▸ **Objective**:
Copy out each line of the data holding "icon".

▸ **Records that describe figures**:
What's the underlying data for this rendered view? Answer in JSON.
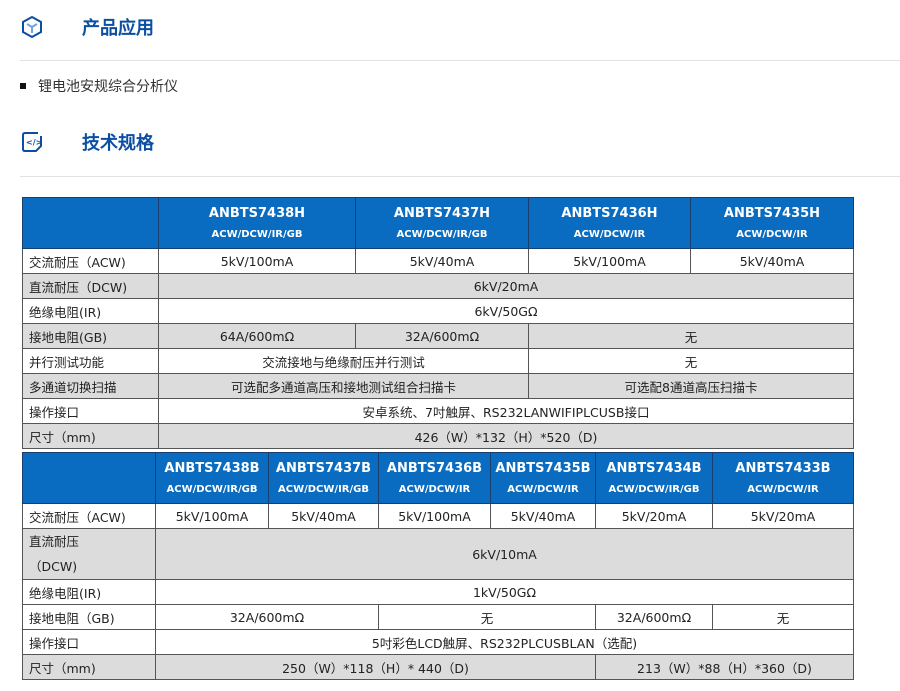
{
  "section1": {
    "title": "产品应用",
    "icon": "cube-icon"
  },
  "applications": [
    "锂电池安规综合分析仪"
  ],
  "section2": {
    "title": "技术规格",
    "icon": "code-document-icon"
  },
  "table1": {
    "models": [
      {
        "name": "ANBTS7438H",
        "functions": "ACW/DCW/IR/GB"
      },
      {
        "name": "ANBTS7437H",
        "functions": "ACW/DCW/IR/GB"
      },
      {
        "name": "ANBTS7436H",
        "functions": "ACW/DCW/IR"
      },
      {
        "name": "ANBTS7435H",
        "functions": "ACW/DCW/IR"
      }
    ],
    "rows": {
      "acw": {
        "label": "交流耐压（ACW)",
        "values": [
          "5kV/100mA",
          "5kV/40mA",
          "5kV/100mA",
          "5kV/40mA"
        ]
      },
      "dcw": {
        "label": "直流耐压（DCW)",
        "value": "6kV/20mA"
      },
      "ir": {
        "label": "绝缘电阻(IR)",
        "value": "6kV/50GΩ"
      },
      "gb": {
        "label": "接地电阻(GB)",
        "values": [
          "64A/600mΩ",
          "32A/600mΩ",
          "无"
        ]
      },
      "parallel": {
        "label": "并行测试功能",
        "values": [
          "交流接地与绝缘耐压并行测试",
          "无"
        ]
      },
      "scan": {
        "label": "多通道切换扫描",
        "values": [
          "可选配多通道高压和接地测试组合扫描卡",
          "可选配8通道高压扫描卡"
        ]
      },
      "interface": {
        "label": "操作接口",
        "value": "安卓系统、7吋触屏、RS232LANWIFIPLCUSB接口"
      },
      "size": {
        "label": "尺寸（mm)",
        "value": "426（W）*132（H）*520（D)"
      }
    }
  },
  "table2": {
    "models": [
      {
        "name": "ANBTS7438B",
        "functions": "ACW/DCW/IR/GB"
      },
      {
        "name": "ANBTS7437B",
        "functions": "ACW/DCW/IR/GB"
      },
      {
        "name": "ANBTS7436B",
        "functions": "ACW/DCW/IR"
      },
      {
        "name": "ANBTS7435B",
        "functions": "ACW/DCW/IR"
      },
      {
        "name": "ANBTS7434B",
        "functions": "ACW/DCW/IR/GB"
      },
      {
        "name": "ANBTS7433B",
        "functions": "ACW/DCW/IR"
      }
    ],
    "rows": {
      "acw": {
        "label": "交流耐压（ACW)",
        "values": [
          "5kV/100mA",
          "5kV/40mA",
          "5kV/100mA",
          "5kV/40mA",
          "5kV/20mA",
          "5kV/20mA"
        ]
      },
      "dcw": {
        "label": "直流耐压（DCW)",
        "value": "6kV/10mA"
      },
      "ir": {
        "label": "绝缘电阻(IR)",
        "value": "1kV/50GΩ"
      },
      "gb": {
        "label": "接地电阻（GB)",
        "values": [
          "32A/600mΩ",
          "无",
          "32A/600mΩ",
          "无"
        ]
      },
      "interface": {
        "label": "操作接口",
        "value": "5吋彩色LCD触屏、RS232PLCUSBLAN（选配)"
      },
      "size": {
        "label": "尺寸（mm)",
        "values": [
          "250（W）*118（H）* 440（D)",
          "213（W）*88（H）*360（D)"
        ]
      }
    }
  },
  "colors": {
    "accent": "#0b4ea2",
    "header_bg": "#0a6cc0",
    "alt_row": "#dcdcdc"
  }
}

---

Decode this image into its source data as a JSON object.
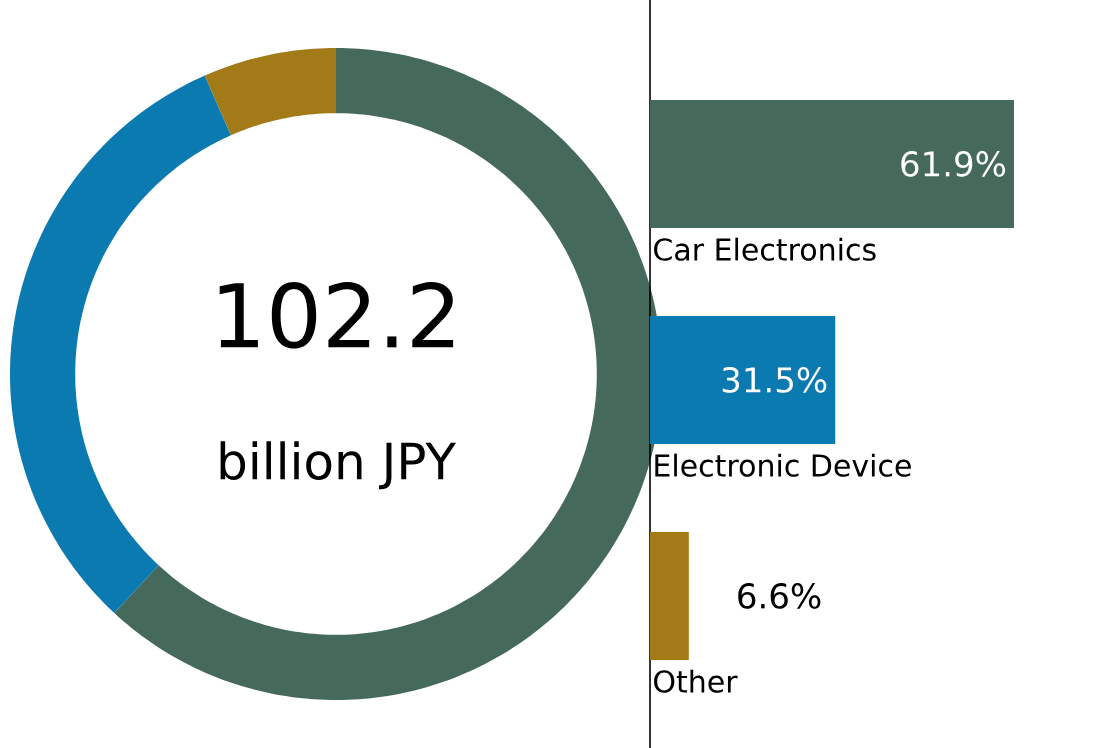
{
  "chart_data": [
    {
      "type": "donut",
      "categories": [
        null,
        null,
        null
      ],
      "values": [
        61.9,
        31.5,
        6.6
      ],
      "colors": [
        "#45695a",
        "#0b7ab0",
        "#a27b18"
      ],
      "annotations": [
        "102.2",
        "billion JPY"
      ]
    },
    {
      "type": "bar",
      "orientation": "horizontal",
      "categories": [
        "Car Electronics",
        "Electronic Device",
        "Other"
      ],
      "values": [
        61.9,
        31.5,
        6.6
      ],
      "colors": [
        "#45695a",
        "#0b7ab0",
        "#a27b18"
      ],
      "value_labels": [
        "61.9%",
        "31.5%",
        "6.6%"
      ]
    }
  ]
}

▸ **Solved exercise**:
    "icon": "cube-icon"
    "icon": "code-document-icon"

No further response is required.